Tell how many lines have the string "hameau" in them, and write nothing besides the number.
- - -
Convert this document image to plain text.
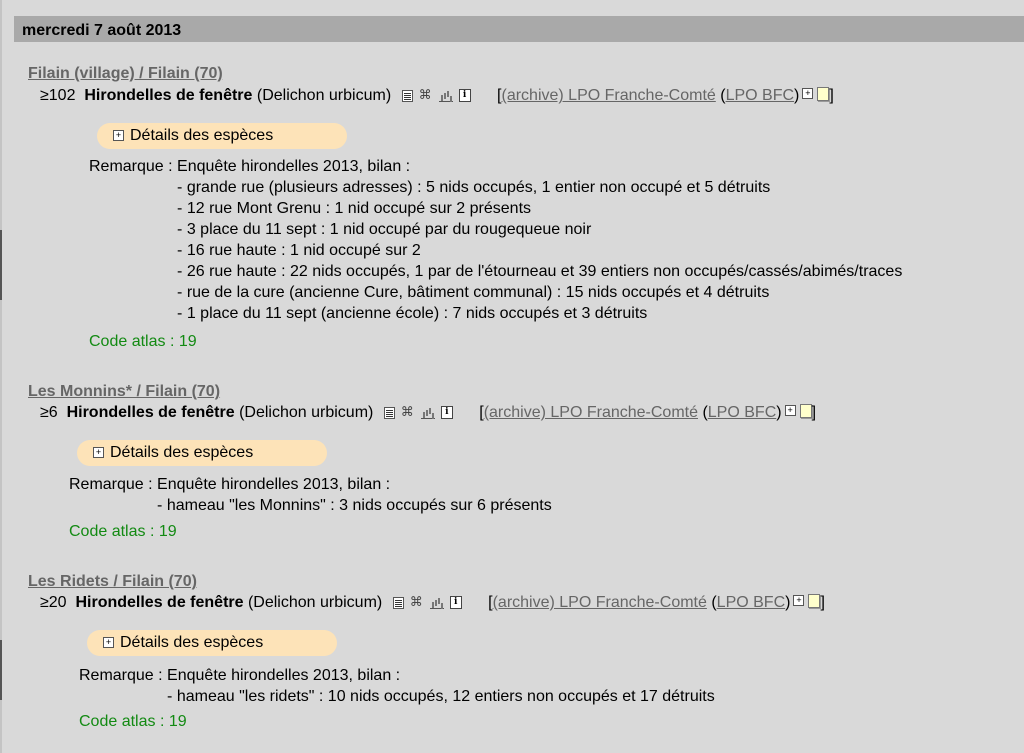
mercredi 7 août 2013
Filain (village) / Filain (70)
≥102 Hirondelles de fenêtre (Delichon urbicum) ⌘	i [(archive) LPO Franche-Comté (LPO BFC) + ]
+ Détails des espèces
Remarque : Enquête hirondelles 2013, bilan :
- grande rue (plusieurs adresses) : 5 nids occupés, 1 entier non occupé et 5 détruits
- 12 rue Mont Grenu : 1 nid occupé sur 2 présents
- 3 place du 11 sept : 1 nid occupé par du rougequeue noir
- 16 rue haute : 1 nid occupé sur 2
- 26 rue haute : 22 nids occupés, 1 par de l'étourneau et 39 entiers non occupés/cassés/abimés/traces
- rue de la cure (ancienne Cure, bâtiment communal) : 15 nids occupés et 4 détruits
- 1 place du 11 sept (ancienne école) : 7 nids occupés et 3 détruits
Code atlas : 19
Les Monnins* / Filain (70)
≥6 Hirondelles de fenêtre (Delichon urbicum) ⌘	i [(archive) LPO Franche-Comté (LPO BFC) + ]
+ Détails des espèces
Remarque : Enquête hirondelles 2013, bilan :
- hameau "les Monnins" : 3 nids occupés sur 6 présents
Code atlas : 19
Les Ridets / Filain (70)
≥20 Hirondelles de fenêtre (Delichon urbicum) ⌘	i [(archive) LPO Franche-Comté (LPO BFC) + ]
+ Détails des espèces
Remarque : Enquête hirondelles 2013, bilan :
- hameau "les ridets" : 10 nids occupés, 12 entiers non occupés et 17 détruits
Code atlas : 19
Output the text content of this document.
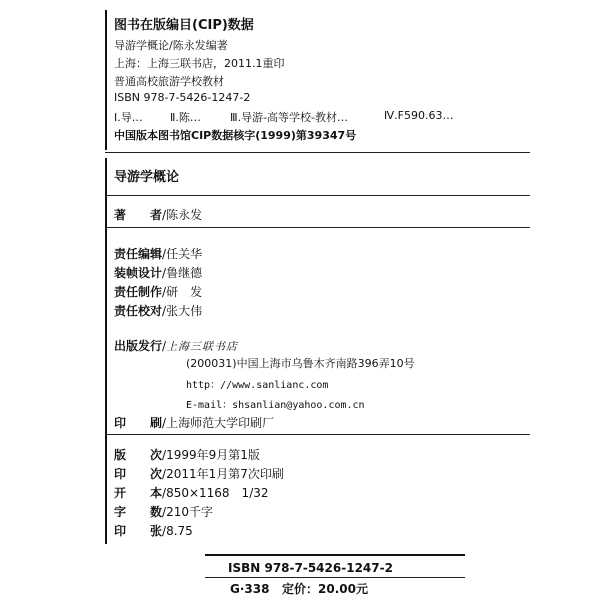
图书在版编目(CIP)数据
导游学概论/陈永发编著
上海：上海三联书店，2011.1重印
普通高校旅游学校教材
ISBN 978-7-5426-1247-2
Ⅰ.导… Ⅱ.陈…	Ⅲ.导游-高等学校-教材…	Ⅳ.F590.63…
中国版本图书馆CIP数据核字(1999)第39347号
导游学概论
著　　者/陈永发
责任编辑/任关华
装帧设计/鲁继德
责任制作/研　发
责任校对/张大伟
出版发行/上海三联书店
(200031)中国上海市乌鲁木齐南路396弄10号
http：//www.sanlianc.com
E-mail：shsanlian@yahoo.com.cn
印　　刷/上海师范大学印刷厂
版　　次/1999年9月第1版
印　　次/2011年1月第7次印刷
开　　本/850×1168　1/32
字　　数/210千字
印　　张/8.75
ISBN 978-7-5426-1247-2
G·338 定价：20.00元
- - -
- Result of this task -
2